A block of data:
--- start ---

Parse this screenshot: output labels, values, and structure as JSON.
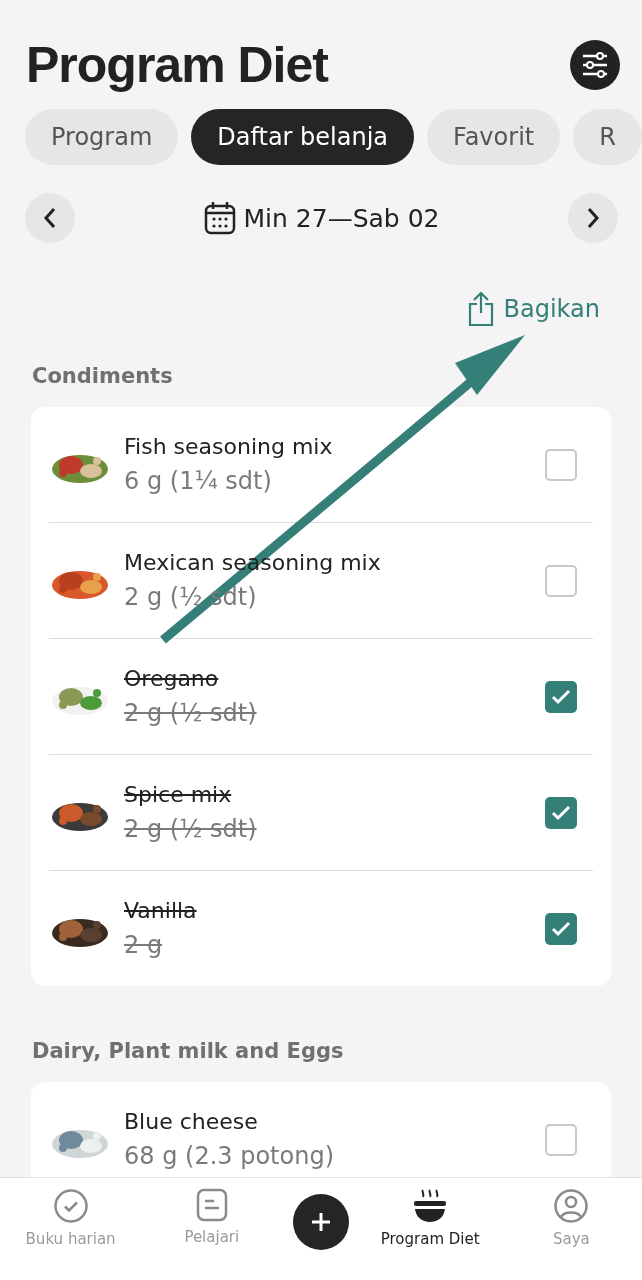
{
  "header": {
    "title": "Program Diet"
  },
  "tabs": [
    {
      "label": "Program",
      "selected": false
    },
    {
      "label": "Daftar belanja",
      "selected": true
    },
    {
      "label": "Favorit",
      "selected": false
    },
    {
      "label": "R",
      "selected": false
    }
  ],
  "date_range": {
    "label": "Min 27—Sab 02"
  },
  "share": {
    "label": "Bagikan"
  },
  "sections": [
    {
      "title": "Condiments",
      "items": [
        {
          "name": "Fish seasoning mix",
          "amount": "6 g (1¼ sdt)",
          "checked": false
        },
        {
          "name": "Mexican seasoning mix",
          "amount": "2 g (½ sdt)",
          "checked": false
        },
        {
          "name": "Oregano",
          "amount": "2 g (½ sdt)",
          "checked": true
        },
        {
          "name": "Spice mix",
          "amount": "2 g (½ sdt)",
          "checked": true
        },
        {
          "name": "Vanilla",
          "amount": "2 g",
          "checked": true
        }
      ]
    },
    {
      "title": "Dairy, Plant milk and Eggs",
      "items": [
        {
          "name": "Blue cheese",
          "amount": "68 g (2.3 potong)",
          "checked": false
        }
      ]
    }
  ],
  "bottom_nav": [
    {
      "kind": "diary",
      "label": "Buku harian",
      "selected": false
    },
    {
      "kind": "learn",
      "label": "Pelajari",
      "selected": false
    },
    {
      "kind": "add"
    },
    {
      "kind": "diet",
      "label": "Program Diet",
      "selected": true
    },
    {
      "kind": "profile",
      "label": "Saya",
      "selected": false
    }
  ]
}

--- end ---

**WHAT YOU NEED TO DO**. Extract all the data above exactly, excluding every picture.

**SOLUTION BELOW**.
Parse this screenshot: output labels, values, and structure as JSON.
{
  "header": {
    "title": "Program Diet"
  },
  "tabs": [
    {
      "label": "Program",
      "selected": false
    },
    {
      "label": "Daftar belanja",
      "selected": true
    },
    {
      "label": "Favorit",
      "selected": false
    },
    {
      "label": "R",
      "selected": false
    }
  ],
  "date_range": {
    "label": "Min 27—Sab 02"
  },
  "share": {
    "label": "Bagikan"
  },
  "sections": [
    {
      "title": "Condiments",
      "items": [
        {
          "name": "Fish seasoning mix",
          "amount": "6 g (1¼ sdt)",
          "checked": false
        },
        {
          "name": "Mexican seasoning mix",
          "amount": "2 g (½ sdt)",
          "checked": false
        },
        {
          "name": "Oregano",
          "amount": "2 g (½ sdt)",
          "checked": true
        },
        {
          "name": "Spice mix",
          "amount": "2 g (½ sdt)",
          "checked": true
        },
        {
          "name": "Vanilla",
          "amount": "2 g",
          "checked": true
        }
      ]
    },
    {
      "title": "Dairy, Plant milk and Eggs",
      "items": [
        {
          "name": "Blue cheese",
          "amount": "68 g (2.3 potong)",
          "checked": false
        }
      ]
    }
  ],
  "bottom_nav": [
    {
      "kind": "diary",
      "label": "Buku harian",
      "selected": false
    },
    {
      "kind": "learn",
      "label": "Pelajari",
      "selected": false
    },
    {
      "kind": "add"
    },
    {
      "kind": "diet",
      "label": "Program Diet",
      "selected": true
    },
    {
      "kind": "profile",
      "label": "Saya",
      "selected": false
    }
  ]
}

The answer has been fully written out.